▶ [Records shown]

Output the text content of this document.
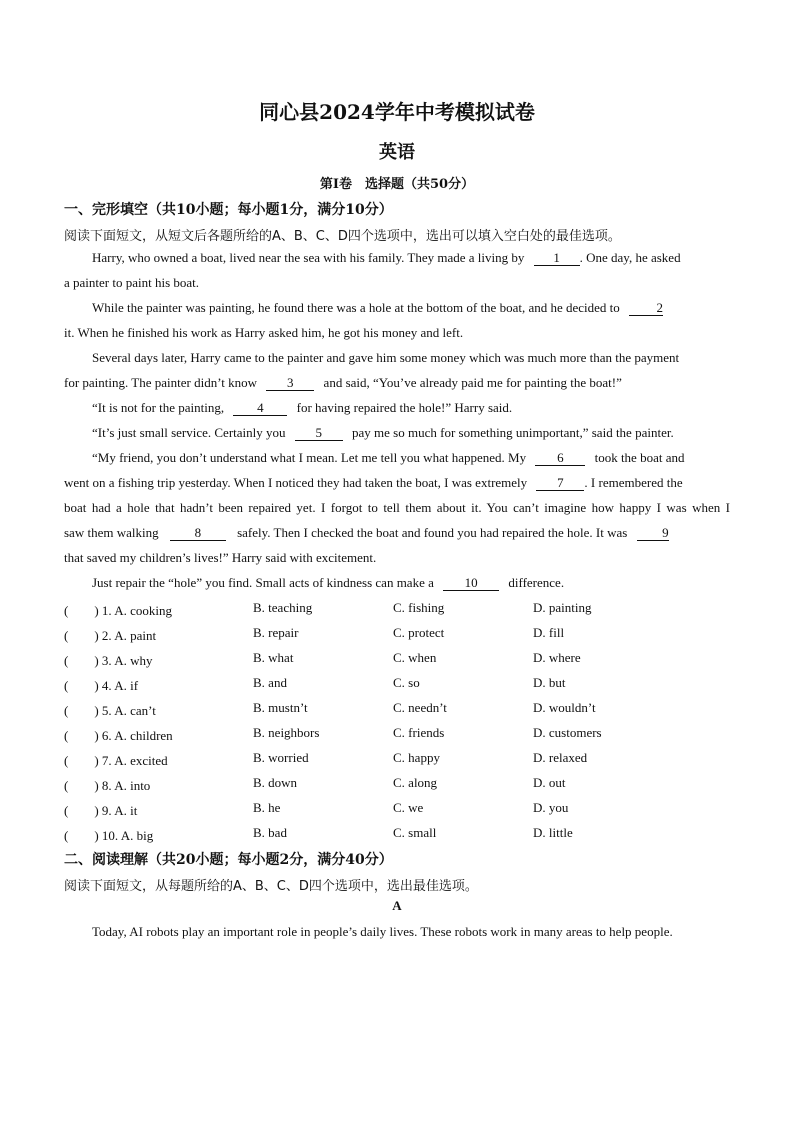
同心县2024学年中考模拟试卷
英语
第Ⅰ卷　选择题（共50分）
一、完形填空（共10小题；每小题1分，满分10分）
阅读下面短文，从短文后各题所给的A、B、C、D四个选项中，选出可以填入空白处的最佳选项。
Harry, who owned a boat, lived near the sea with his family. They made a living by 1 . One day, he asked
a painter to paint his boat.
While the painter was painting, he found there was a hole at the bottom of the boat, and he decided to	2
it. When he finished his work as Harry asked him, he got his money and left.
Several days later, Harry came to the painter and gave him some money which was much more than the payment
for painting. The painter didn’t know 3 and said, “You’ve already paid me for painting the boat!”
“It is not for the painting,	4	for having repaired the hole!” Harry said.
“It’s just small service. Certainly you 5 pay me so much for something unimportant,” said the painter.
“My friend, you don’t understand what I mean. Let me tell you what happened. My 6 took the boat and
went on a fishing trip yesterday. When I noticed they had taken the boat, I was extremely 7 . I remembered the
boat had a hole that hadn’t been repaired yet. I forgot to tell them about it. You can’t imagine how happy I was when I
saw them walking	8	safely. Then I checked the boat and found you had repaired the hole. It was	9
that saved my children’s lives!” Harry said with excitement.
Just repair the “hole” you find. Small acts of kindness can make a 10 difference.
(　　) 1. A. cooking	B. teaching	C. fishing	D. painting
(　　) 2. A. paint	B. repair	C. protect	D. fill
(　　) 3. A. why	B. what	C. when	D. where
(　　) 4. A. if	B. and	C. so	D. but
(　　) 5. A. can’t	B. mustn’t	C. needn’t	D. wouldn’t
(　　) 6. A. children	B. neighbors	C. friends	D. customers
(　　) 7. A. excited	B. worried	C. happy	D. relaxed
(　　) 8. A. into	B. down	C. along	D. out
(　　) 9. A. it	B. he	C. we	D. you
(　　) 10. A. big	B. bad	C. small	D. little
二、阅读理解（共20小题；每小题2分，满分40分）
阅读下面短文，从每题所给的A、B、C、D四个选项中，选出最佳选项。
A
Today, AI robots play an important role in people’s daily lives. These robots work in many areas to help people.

▶ [Task] Transcribe every entry word for word, but skip the pictures.

▶ [Task solution]
Output the text content of this document.
同心县2024学年中考模拟试卷
英语
第Ⅰ卷　选择题（共50分）
一、完形填空（共10小题；每小题1分，满分10分）
阅读下面短文，从短文后各题所给的A、B、C、D四个选项中，选出可以填入空白处的最佳选项。
Harry, who owned a boat, lived near the sea with his family. They made a living by 1 . One day, he asked
a painter to paint his boat.
While the painter was painting, he found there was a hole at the bottom of the boat, and he decided to	2
it. When he finished his work as Harry asked him, he got his money and left.
Several days later, Harry came to the painter and gave him some money which was much more than the payment
for painting. The painter didn’t know 3 and said, “You’ve already paid me for painting the boat!”
“It is not for the painting,	4	for having repaired the hole!” Harry said.
“It’s just small service. Certainly you 5 pay me so much for something unimportant,” said the painter.
“My friend, you don’t understand what I mean. Let me tell you what happened. My 6 took the boat and
went on a fishing trip yesterday. When I noticed they had taken the boat, I was extremely 7 . I remembered the
boat had a hole that hadn’t been repaired yet. I forgot to tell them about it. You can’t imagine how happy I was when I
saw them walking	8	safely. Then I checked the boat and found you had repaired the hole. It was	9
that saved my children’s lives!” Harry said with excitement.
Just repair the “hole” you find. Small acts of kindness can make a 10 difference.
(　　) 1. A. cooking	B. teaching	C. fishing	D. painting
(　　) 2. A. paint	B. repair	C. protect	D. fill
(　　) 3. A. why	B. what	C. when	D. where
(　　) 4. A. if	B. and	C. so	D. but
(　　) 5. A. can’t	B. mustn’t	C. needn’t	D. wouldn’t
(　　) 6. A. children	B. neighbors	C. friends	D. customers
(　　) 7. A. excited	B. worried	C. happy	D. relaxed
(　　) 8. A. into	B. down	C. along	D. out
(　　) 9. A. it	B. he	C. we	D. you
(　　) 10. A. big	B. bad	C. small	D. little
二、阅读理解（共20小题；每小题2分，满分40分）
阅读下面短文，从每题所给的A、B、C、D四个选项中，选出最佳选项。
A
Today, AI robots play an important role in people’s daily lives. These robots work in many areas to help people.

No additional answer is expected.